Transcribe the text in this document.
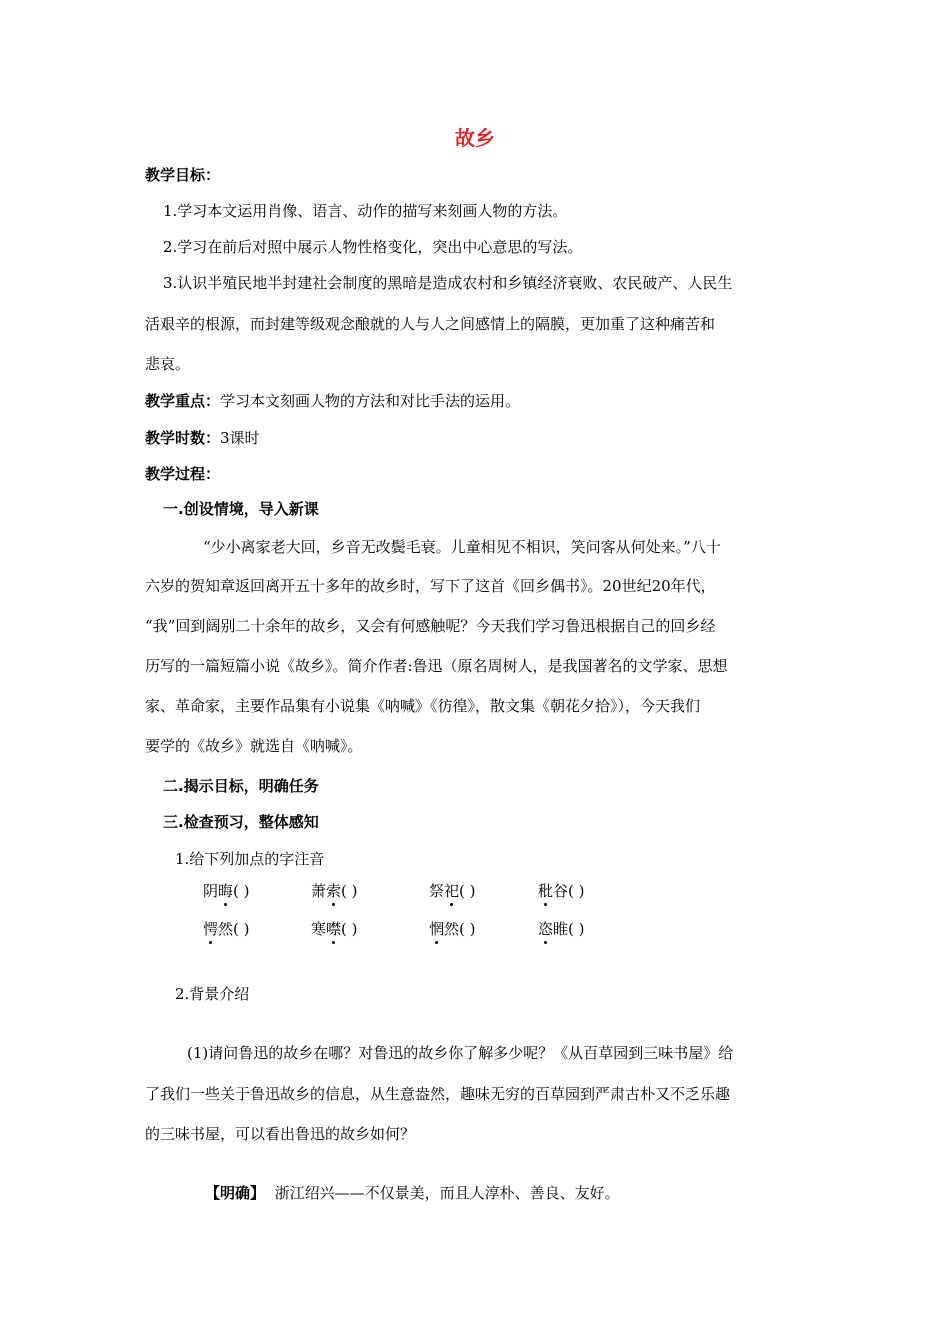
故乡
教学目标：
1.学习本文运用肖像、语言、动作的描写来刻画人物的方法。
2.学习在前后对照中展示人物性格变化，突出中心意思的写法。
3.认识半殖民地半封建社会制度的黑暗是造成农村和乡镇经济衰败、农民破产、人民生
活艰辛的根源，而封建等级观念酿就的人与人之间感情上的隔膜，更加重了这种痛苦和
悲哀。
教学重点：学习本文刻画人物的方法和对比手法的运用。
教学时数：3课时
教学过程：
一.创设情境，导入新课
“少小离家老大回，乡音无改鬓毛衰。儿童相见不相识，笑问客从何处来。”八十
六岁的贺知章返回离开五十多年的故乡时，写下了这首《回乡偶书》。20世纪20年代，
“我”回到阔别二十余年的故乡，又会有何感触呢？今天我们学习鲁迅根据自己的回乡经
历写的一篇短篇小说《故乡》。简介作者:鲁迅（原名周树人，是我国著名的文学家、思想
家、革命家，主要作品集有小说集《呐喊》《彷徨》，散文集《朝花夕拾》），今天我们
要学的《故乡》就选自《呐喊》。
二.揭示目标，明确任务
三.检查预习，整体感知
1.给下列加点的字注音
阴晦( )	萧索( )	祭祀( )	秕谷( )
愕然( )	寒噤( )	惘然( )	恣睢( )
2.背景介绍
(1)请问鲁迅的故乡在哪？对鲁迅的故乡你了解多少呢？《从百草园到三味书屋》给
了我们一些关于鲁迅故乡的信息，从生意盎然，趣味无穷的百草园到严肃古朴又不乏乐趣
的三味书屋，可以看出鲁迅的故乡如何？
【明确】 浙江绍兴——不仅景美，而且人淳朴、善良、友好。
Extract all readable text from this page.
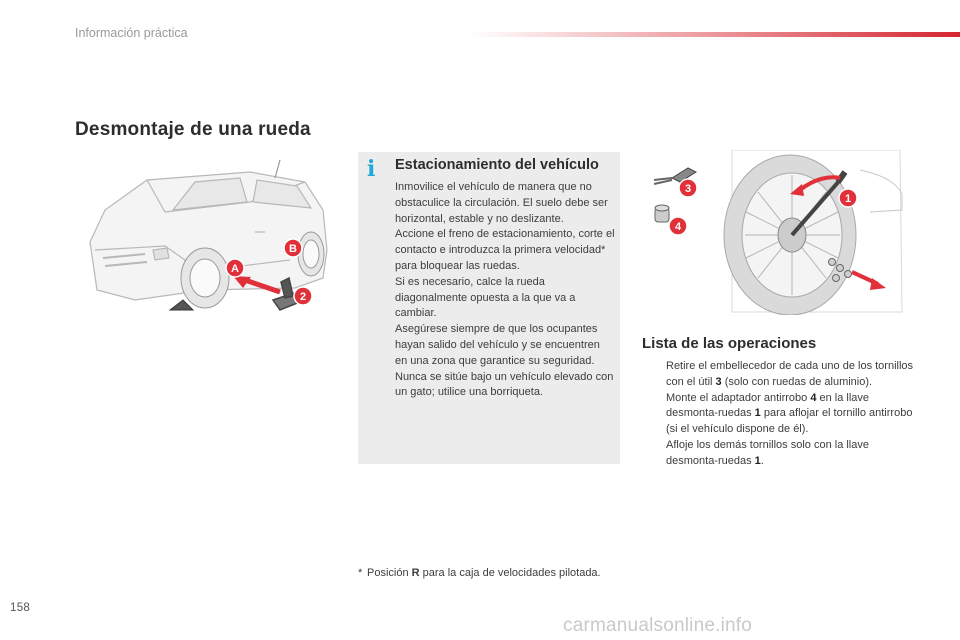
Información práctica
Desmontaje de una rueda
A
B
2
i Estacionamiento del vehículo

Inmovilice el vehículo de manera que no obstaculice la circulación. El suelo debe ser horizontal, estable y no deslizante.

Accione el freno de estacionamiento, corte el contacto e introduzca la primera velocidad* para bloquear las ruedas.

Si es necesario, calce la rueda diagonalmente opuesta a la que va a cambiar.

Asegúrese siempre de que los ocupantes hayan salido del vehículo y se encuentren en una zona que garantice su seguridad.

Nunca se sitúe bajo un vehículo elevado con un gato; utilice una borriqueta.

1
3
4
Lista de las operaciones
Retire el embellecedor de cada uno de los tornillos con el útil 3 (solo con ruedas de aluminio).
Monte el adaptador antirrobo 4 en la llave desmonta-ruedas 1 para aflojar el tornillo antirrobo (si el vehículo dispone de él).
Afloje los demás tornillos solo con la llave desmonta-ruedas 1.
* Posición R para la caja de velocidades pilotada.
158
carmanualsonline.info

WHAT THE EXERCISE ASKS –
The data above should be repeated exactly, minus any pictures.

TASK SOLUTION –
Transcribe the text in this document.
故乡
教学目标：
1.学习本文运用肖像、语言、动作的描写来刻画人物的方法。
2.学习在前后对照中展示人物性格变化，突出中心意思的写法。
3.认识半殖民地半封建社会制度的黑暗是造成农村和乡镇经济衰败、农民破产、人民生
活艰辛的根源，而封建等级观念酿就的人与人之间感情上的隔膜，更加重了这种痛苦和
悲哀。
教学重点：学习本文刻画人物的方法和对比手法的运用。
教学时数：3课时
教学过程：
一.创设情境，导入新课
“少小离家老大回，乡音无改鬓毛衰。儿童相见不相识，笑问客从何处来。”八十
六岁的贺知章返回离开五十多年的故乡时，写下了这首《回乡偶书》。20世纪20年代，
“我”回到阔别二十余年的故乡，又会有何感触呢？今天我们学习鲁迅根据自己的回乡经
历写的一篇短篇小说《故乡》。简介作者:鲁迅（原名周树人，是我国著名的文学家、思想
家、革命家，主要作品集有小说集《呐喊》《彷徨》，散文集《朝花夕拾》），今天我们
要学的《故乡》就选自《呐喊》。
二.揭示目标，明确任务
三.检查预习，整体感知
1.给下列加点的字注音
阴晦( )	萧索( )	祭祀( )	秕谷( )
愕然( )	寒噤( )	惘然( )	恣睢( )
2.背景介绍
(1)请问鲁迅的故乡在哪？对鲁迅的故乡你了解多少呢？《从百草园到三味书屋》给
了我们一些关于鲁迅故乡的信息，从生意盎然，趣味无穷的百草园到严肃古朴又不乏乐趣
的三味书屋，可以看出鲁迅的故乡如何？
【明确】 浙江绍兴——不仅景美，而且人淳朴、善良、友好。
Extract all readable text from this page.
Información práctica
Desmontaje de una rueda
A
B
2
i Estacionamiento del vehículo

Inmovilice el vehículo de manera que no obstaculice la circulación. El suelo debe ser horizontal, estable y no deslizante.

Accione el freno de estacionamiento, corte el contacto e introduzca la primera velocidad* para bloquear las ruedas.

Si es necesario, calce la rueda diagonalmente opuesta a la que va a cambiar.

Asegúrese siempre de que los ocupantes hayan salido del vehículo y se encuentren en una zona que garantice su seguridad.

Nunca se sitúe bajo un vehículo elevado con un gato; utilice una borriqueta.

1
3
4
Lista de las operaciones
Retire el embellecedor de cada uno de los tornillos con el útil 3 (solo con ruedas de aluminio).
Monte el adaptador antirrobo 4 en la llave desmonta-ruedas 1 para aflojar el tornillo antirrobo (si el vehículo dispone de él).
Afloje los demás tornillos solo con la llave desmonta-ruedas 1.
* Posición R para la caja de velocidades pilotada.
158
carmanualsonline.info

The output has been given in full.